## YOUR OBJECTIVE
Each entry below is to be extracted exactly.

## DATA SECTION
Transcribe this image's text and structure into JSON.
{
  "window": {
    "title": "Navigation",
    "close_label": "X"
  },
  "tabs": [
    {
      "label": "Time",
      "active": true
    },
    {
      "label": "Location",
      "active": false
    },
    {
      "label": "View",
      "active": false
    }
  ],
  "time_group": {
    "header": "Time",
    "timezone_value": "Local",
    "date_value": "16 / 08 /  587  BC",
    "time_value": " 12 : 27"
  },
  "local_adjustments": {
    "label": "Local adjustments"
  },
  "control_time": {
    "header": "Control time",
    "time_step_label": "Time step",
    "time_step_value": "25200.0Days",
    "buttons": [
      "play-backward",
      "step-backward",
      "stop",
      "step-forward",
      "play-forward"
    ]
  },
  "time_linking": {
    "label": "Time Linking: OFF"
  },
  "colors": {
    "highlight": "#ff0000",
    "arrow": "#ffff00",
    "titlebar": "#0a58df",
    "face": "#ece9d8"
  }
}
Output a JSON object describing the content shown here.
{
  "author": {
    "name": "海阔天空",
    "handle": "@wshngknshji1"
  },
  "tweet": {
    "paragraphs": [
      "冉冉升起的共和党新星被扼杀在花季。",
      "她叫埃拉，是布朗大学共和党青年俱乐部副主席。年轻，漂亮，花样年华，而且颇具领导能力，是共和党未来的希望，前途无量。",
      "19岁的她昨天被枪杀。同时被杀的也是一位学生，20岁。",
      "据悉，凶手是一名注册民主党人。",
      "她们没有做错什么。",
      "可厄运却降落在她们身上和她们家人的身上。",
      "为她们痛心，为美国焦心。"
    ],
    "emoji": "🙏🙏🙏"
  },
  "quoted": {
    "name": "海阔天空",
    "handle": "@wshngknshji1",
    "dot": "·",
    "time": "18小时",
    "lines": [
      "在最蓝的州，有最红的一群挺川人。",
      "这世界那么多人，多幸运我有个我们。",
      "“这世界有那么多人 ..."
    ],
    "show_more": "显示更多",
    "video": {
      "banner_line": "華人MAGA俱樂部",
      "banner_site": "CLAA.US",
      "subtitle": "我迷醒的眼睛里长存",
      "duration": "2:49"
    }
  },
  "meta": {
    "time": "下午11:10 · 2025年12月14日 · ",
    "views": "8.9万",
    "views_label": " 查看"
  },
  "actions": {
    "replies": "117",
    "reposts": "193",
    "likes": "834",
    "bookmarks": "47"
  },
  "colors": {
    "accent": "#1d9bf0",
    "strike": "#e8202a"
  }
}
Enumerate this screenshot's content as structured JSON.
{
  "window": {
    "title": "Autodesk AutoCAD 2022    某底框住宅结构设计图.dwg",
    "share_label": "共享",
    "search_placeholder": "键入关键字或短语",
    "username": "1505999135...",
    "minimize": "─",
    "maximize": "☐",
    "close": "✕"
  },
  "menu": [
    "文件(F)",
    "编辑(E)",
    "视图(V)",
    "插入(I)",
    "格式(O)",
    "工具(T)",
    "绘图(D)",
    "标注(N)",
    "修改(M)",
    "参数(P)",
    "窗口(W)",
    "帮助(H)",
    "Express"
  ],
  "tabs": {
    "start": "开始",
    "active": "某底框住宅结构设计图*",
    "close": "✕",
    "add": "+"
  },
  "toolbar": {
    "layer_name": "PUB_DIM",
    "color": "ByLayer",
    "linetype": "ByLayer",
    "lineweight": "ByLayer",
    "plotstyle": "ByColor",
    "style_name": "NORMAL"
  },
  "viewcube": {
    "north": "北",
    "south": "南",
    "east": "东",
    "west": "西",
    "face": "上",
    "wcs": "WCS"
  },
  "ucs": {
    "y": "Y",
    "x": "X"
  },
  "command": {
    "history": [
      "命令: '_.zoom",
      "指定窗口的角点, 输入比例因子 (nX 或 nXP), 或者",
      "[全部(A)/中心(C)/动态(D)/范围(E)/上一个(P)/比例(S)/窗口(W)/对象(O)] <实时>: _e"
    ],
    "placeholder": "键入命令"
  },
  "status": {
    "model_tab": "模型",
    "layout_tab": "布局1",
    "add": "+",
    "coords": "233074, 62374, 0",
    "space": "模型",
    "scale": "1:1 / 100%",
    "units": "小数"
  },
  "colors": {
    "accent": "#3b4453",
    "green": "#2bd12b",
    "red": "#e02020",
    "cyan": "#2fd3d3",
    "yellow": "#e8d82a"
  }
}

## ANSWER TO THE TASK
Transcribe this image's text and structure into JSON.
{
  "window": {
    "title": "Navigation",
    "close_label": "X"
  },
  "tabs": [
    {
      "label": "Time",
      "active": true
    },
    {
      "label": "Location",
      "active": false
    },
    {
      "label": "View",
      "active": false
    }
  ],
  "time_group": {
    "header": "Time",
    "timezone_value": "Local",
    "date_value": "16 / 08 /  587  BC",
    "time_value": " 12 : 27"
  },
  "local_adjustments": {
    "label": "Local adjustments"
  },
  "control_time": {
    "header": "Control time",
    "time_step_label": "Time step",
    "time_step_value": "25200.0Days",
    "buttons": [
      "play-backward",
      "step-backward",
      "stop",
      "step-forward",
      "play-forward"
    ]
  },
  "time_linking": {
    "label": "Time Linking: OFF"
  },
  "colors": {
    "highlight": "#ff0000",
    "arrow": "#ffff00",
    "titlebar": "#0a58df",
    "face": "#ece9d8"
  }
}
Output a JSON object describing the content shown here.
{
  "author": {
    "name": "海阔天空",
    "handle": "@wshngknshji1"
  },
  "tweet": {
    "paragraphs": [
      "冉冉升起的共和党新星被扼杀在花季。",
      "她叫埃拉，是布朗大学共和党青年俱乐部副主席。年轻，漂亮，花样年华，而且颇具领导能力，是共和党未来的希望，前途无量。",
      "19岁的她昨天被枪杀。同时被杀的也是一位学生，20岁。",
      "据悉，凶手是一名注册民主党人。",
      "她们没有做错什么。",
      "可厄运却降落在她们身上和她们家人的身上。",
      "为她们痛心，为美国焦心。"
    ],
    "emoji": "🙏🙏🙏"
  },
  "quoted": {
    "name": "海阔天空",
    "handle": "@wshngknshji1",
    "dot": "·",
    "time": "18小时",
    "lines": [
      "在最蓝的州，有最红的一群挺川人。",
      "这世界那么多人，多幸运我有个我们。",
      "“这世界有那么多人 ..."
    ],
    "show_more": "显示更多",
    "video": {
      "banner_line": "華人MAGA俱樂部",
      "banner_site": "CLAA.US",
      "subtitle": "我迷醒的眼睛里长存",
      "duration": "2:49"
    }
  },
  "meta": {
    "time": "下午11:10 · 2025年12月14日 · ",
    "views": "8.9万",
    "views_label": " 查看"
  },
  "actions": {
    "replies": "117",
    "reposts": "193",
    "likes": "834",
    "bookmarks": "47"
  },
  "colors": {
    "accent": "#1d9bf0",
    "strike": "#e8202a"
  }
}
Enumerate this screenshot's content as structured JSON.
{
  "window": {
    "title": "Autodesk AutoCAD 2022    某底框住宅结构设计图.dwg",
    "share_label": "共享",
    "search_placeholder": "键入关键字或短语",
    "username": "1505999135...",
    "minimize": "─",
    "maximize": "☐",
    "close": "✕"
  },
  "menu": [
    "文件(F)",
    "编辑(E)",
    "视图(V)",
    "插入(I)",
    "格式(O)",
    "工具(T)",
    "绘图(D)",
    "标注(N)",
    "修改(M)",
    "参数(P)",
    "窗口(W)",
    "帮助(H)",
    "Express"
  ],
  "tabs": {
    "start": "开始",
    "active": "某底框住宅结构设计图*",
    "close": "✕",
    "add": "+"
  },
  "toolbar": {
    "layer_name": "PUB_DIM",
    "color": "ByLayer",
    "linetype": "ByLayer",
    "lineweight": "ByLayer",
    "plotstyle": "ByColor",
    "style_name": "NORMAL"
  },
  "viewcube": {
    "north": "北",
    "south": "南",
    "east": "东",
    "west": "西",
    "face": "上",
    "wcs": "WCS"
  },
  "ucs": {
    "y": "Y",
    "x": "X"
  },
  "command": {
    "history": [
      "命令: '_.zoom",
      "指定窗口的角点, 输入比例因子 (nX 或 nXP), 或者",
      "[全部(A)/中心(C)/动态(D)/范围(E)/上一个(P)/比例(S)/窗口(W)/对象(O)] <实时>: _e"
    ],
    "placeholder": "键入命令"
  },
  "status": {
    "model_tab": "模型",
    "layout_tab": "布局1",
    "add": "+",
    "coords": "233074, 62374, 0",
    "space": "模型",
    "scale": "1:1 / 100%",
    "units": "小数"
  },
  "colors": {
    "accent": "#3b4453",
    "green": "#2bd12b",
    "red": "#e02020",
    "cyan": "#2fd3d3",
    "yellow": "#e8d82a"
  }
}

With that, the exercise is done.